## START
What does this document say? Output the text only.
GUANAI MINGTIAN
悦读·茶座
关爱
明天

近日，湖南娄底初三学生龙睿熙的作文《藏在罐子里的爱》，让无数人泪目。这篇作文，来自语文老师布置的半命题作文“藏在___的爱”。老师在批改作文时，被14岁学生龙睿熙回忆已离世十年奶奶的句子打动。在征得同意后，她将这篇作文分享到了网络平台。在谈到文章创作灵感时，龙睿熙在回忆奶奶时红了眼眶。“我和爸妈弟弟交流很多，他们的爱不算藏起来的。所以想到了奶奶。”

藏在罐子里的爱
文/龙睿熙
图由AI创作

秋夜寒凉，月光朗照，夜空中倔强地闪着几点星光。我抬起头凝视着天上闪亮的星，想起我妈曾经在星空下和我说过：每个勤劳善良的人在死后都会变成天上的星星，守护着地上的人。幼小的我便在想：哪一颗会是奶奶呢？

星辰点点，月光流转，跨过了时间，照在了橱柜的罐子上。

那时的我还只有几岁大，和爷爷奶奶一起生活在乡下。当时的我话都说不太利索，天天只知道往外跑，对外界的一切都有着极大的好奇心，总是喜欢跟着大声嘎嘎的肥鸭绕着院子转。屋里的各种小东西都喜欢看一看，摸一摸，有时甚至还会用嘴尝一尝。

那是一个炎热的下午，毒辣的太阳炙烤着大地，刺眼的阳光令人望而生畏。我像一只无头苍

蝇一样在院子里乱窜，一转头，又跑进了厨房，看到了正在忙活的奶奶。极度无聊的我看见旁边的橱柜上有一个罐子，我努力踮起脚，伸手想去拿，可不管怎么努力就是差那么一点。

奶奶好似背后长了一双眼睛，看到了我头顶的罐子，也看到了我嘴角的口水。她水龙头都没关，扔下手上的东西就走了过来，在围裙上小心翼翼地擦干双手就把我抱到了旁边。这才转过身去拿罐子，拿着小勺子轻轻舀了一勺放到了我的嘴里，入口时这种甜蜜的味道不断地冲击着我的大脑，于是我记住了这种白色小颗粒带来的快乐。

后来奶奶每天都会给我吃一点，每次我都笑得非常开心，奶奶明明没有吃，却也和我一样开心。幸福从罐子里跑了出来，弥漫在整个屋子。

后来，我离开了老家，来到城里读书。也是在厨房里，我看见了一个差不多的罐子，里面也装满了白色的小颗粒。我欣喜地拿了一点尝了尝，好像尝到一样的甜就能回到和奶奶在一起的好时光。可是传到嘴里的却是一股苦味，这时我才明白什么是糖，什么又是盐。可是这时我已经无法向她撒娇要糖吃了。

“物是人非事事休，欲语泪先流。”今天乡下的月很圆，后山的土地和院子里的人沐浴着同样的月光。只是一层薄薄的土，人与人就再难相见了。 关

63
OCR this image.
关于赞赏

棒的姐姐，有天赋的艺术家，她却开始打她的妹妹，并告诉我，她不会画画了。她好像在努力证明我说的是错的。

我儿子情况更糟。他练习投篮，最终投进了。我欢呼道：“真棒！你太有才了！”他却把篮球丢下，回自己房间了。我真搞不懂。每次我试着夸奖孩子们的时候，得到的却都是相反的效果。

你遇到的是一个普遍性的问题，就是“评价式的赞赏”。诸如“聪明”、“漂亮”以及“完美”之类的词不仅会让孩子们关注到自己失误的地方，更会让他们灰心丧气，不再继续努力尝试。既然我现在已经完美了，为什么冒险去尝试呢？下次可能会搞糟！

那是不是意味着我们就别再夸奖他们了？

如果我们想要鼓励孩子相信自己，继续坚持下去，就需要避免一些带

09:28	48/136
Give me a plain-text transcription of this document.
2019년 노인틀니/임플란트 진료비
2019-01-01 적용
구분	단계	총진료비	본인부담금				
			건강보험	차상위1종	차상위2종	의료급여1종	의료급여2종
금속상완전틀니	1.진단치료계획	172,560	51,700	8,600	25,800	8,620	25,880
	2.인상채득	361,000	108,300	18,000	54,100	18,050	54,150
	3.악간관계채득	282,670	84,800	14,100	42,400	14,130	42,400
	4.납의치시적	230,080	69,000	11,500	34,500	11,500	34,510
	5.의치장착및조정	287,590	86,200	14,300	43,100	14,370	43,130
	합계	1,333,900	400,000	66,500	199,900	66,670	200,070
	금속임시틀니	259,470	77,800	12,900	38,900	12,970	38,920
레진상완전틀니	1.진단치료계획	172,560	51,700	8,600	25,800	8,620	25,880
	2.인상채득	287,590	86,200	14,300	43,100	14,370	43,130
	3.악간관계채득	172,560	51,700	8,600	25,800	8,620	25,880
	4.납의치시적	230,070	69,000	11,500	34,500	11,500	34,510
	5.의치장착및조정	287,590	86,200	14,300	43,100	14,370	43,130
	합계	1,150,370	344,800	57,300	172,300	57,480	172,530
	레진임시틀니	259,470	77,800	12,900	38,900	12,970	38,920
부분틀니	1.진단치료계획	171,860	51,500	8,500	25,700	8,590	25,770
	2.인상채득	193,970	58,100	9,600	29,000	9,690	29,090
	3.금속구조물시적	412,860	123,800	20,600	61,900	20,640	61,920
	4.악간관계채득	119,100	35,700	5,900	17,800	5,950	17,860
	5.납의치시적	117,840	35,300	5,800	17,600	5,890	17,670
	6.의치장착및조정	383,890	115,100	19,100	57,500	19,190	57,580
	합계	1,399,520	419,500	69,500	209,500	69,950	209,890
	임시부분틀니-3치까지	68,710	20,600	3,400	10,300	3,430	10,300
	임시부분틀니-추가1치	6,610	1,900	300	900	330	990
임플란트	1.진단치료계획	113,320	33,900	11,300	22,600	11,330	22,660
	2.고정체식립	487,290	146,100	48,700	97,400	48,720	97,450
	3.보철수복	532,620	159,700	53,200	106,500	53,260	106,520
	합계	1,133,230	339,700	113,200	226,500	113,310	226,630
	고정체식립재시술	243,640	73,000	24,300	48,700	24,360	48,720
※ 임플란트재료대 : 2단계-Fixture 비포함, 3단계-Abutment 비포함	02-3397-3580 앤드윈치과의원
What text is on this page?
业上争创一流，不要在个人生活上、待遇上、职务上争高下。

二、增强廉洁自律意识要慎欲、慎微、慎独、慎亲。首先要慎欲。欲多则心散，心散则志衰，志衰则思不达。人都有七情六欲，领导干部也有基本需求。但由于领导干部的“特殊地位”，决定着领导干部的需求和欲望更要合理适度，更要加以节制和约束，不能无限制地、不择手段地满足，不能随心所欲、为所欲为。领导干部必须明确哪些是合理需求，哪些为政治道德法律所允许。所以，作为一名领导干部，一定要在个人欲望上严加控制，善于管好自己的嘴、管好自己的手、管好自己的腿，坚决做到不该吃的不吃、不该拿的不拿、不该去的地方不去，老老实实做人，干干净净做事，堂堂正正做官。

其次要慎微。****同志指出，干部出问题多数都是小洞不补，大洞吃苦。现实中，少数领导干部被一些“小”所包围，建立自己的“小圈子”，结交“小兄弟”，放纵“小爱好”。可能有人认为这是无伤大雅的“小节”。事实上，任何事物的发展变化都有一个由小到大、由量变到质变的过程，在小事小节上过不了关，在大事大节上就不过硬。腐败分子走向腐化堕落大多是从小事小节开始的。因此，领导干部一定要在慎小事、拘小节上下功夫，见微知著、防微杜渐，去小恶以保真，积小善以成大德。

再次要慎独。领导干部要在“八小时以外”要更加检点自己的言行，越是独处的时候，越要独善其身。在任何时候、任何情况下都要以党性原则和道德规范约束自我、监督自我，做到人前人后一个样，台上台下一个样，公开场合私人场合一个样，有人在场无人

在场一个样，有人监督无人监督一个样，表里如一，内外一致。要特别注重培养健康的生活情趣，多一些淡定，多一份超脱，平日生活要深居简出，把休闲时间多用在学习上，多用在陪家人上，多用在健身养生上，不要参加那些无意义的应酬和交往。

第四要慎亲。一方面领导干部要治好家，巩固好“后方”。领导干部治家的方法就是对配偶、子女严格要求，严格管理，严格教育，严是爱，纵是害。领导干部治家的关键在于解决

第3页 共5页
## END
■ Aim of the exercise ■
Each line with the string "악간관계채득" in it needs to be found and copied.

■ Result for this task ■
	3.악간관계채득	282,670	84,800	14,100	42,400	14,130	42,400
	3.악간관계채득	172,560	51,700	8,600	25,800	8,620	25,880
	4.악간관계채득	119,100	35,700	5,900	17,800	5,950	17,860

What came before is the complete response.